## Work to complete:
Wherever the word "Minisztériuma" appears in a line, copy that line.

## Data section:

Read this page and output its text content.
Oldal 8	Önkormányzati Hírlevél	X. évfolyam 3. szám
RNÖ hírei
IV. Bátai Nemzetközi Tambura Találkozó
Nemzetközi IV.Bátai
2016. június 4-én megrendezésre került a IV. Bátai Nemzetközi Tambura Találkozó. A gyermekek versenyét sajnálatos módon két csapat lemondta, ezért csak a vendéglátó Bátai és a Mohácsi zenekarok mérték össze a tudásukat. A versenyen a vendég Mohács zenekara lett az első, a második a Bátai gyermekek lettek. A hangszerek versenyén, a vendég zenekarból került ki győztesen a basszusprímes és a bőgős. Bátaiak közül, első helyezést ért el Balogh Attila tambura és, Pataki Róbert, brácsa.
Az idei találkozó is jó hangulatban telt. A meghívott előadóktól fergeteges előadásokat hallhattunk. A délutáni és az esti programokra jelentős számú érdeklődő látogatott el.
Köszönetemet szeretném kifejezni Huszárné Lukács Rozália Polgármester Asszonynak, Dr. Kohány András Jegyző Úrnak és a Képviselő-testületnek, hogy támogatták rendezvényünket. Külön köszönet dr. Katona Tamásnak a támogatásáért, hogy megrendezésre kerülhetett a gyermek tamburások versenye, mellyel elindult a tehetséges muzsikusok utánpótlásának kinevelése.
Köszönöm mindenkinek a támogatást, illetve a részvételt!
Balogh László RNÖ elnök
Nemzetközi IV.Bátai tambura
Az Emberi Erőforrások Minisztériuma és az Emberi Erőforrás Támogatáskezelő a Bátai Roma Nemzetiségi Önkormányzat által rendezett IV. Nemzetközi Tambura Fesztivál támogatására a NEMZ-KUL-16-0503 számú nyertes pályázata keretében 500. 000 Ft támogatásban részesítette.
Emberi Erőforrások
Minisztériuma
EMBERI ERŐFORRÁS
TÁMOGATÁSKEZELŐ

## Response below:
Az Emberi Erőforrások Minisztériuma és az Emberi Erőforrás Támogatáskezelő a Bátai Roma Nemzetiségi Önkormányzat által rendezett IV. Nemzetközi Tambura Fesztivál támogatására a NEMZ-KUL-16-0503 számú nyertes pályázata keretében 500. 000 Ft támogatásban részesítette.
Minisztériuma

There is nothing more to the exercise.